• _EXERCISE DIRECTIONS_:
Extract each line holding the word "status" from the entries.
Start of MATERIAL SUPPLIED
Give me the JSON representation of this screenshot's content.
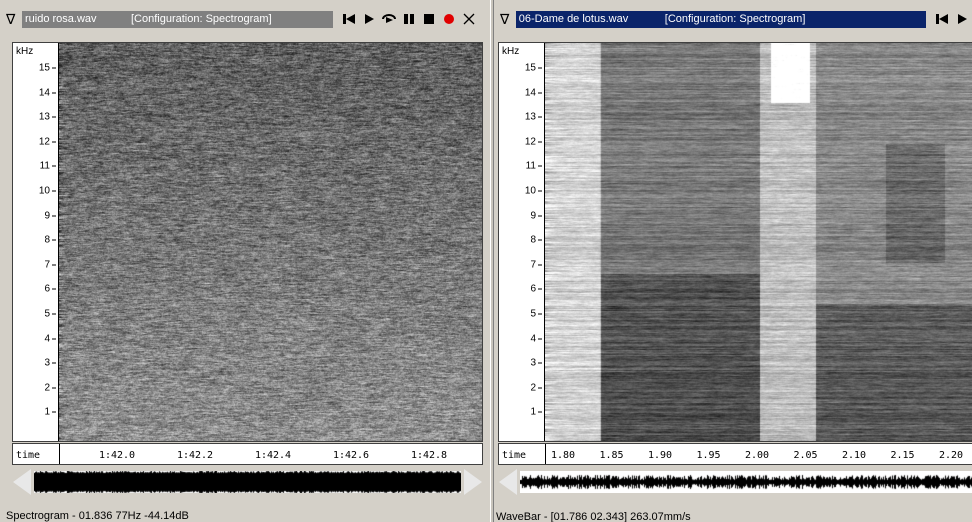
{
  "left": {
    "filename": "ruido rosa.wav",
    "config": "[Configuration: Spectrogram]",
    "y_unit": "kHz",
    "y_ticks": [
      "15",
      "14",
      "13",
      "12",
      "11",
      "10",
      "9",
      "8",
      "7",
      "6",
      "5",
      "4",
      "3",
      "2",
      "1"
    ],
    "time_label": "time",
    "time_ticks": [
      "1:42.0",
      "1:42.2",
      "1:42.4",
      "1:42.6",
      "1:42.8"
    ],
    "status": "Spectrogram - 01.836 77Hz -44.14dB"
  },
  "right": {
    "filename": "06-Dame de lotus.wav",
    "config": "[Configuration: Spectrogram]",
    "y_unit": "kHz",
    "y_ticks": [
      "15",
      "14",
      "13",
      "12",
      "11",
      "10",
      "9",
      "8",
      "7",
      "6",
      "5",
      "4",
      "3",
      "2",
      "1"
    ],
    "time_label": "time",
    "time_ticks": [
      "1.80",
      "1.85",
      "1.90",
      "1.95",
      "2.00",
      "2.05",
      "2.10",
      "2.15",
      "2.20"
    ],
    "status": "WaveBar - [01.786 02.343] 263.07mm/s"
  },
  "colors": {
    "active_title": "#0a246a",
    "inactive_title": "#808080",
    "record": "#e00000"
  }
}
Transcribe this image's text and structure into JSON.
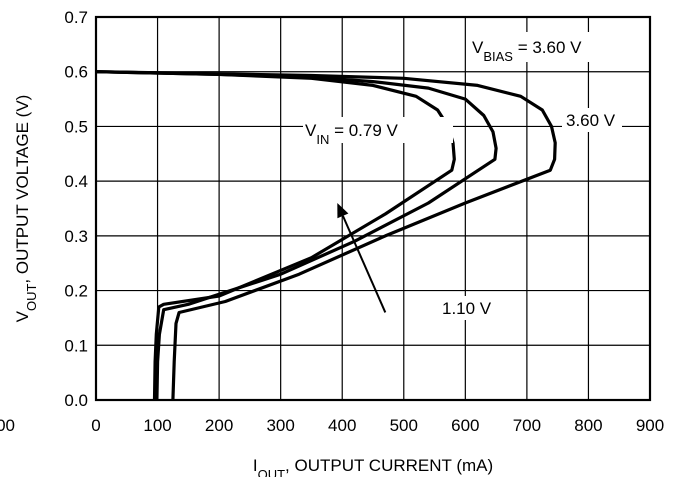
{
  "chart_data": {
    "type": "line",
    "title": "",
    "xlabel": {
      "main": "I",
      "sub": "OUT",
      "rest": ", OUTPUT CURRENT (mA)"
    },
    "ylabel": {
      "main": "V",
      "sub": "OUT",
      "rest": ", OUTPUT VOLTAGE (V)"
    },
    "xlim": [
      0,
      900
    ],
    "ylim": [
      0,
      0.7
    ],
    "xticks": [
      0,
      100,
      200,
      300,
      400,
      500,
      600,
      700,
      800,
      900
    ],
    "xtick_labels": [
      "0",
      "100",
      "200",
      "300",
      "400",
      "500",
      "600",
      "700",
      "800",
      "900"
    ],
    "left_cut_label": "00",
    "yticks": [
      0.0,
      0.1,
      0.2,
      0.3,
      0.4,
      0.5,
      0.6,
      0.7
    ],
    "ytick_labels": [
      "0.0",
      "0.1",
      "0.2",
      "0.3",
      "0.4",
      "0.5",
      "0.6",
      "0.7"
    ],
    "grid": true,
    "annotations": {
      "vbias": {
        "main": "V",
        "sub": "BIAS",
        "rest": " = 3.60 V"
      },
      "vin079": {
        "main": "V",
        "sub": "IN",
        "rest": " = 0.79 V"
      },
      "vin360": "3.60 V",
      "vin110": "1.10 V"
    },
    "series": [
      {
        "name": "0.79 V",
        "points": [
          [
            0,
            0.6
          ],
          [
            200,
            0.595
          ],
          [
            350,
            0.588
          ],
          [
            450,
            0.575
          ],
          [
            520,
            0.555
          ],
          [
            555,
            0.53
          ],
          [
            572,
            0.5
          ],
          [
            580,
            0.47
          ],
          [
            582,
            0.44
          ],
          [
            578,
            0.42
          ],
          [
            470,
            0.34
          ],
          [
            350,
            0.26
          ],
          [
            200,
            0.19
          ],
          [
            110,
            0.175
          ],
          [
            102,
            0.17
          ],
          [
            98,
            0.12
          ],
          [
            96,
            0.07
          ],
          [
            95,
            0.0
          ]
        ]
      },
      {
        "name": "1.10 V",
        "points": [
          [
            0,
            0.6
          ],
          [
            200,
            0.595
          ],
          [
            350,
            0.59
          ],
          [
            450,
            0.582
          ],
          [
            540,
            0.57
          ],
          [
            600,
            0.55
          ],
          [
            630,
            0.52
          ],
          [
            645,
            0.49
          ],
          [
            650,
            0.46
          ],
          [
            648,
            0.44
          ],
          [
            540,
            0.36
          ],
          [
            420,
            0.29
          ],
          [
            300,
            0.23
          ],
          [
            150,
            0.175
          ],
          [
            110,
            0.165
          ],
          [
            103,
            0.12
          ],
          [
            100,
            0.07
          ],
          [
            99,
            0.0
          ]
        ]
      },
      {
        "name": "3.60 V",
        "points": [
          [
            0,
            0.6
          ],
          [
            200,
            0.596
          ],
          [
            350,
            0.593
          ],
          [
            500,
            0.588
          ],
          [
            620,
            0.575
          ],
          [
            690,
            0.555
          ],
          [
            725,
            0.53
          ],
          [
            740,
            0.5
          ],
          [
            746,
            0.47
          ],
          [
            745,
            0.44
          ],
          [
            738,
            0.42
          ],
          [
            600,
            0.36
          ],
          [
            470,
            0.3
          ],
          [
            330,
            0.23
          ],
          [
            210,
            0.18
          ],
          [
            135,
            0.16
          ],
          [
            130,
            0.14
          ],
          [
            127,
            0.07
          ],
          [
            125,
            0.0
          ]
        ]
      }
    ],
    "arrow": {
      "from": [
        470,
        0.16
      ],
      "to": [
        392,
        0.36
      ]
    },
    "style": {
      "line_color": "#000000",
      "grid_color": "#000000",
      "background": "#ffffff"
    }
  }
}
End of MATERIAL SUPPLIED
• _ANSWER TO THE PROBLEM_:
    "status": "Spectrogram - 01.836 77Hz -44.14dB"
    "status": "WaveBar - [01.786 02.343] 263.07mm/s"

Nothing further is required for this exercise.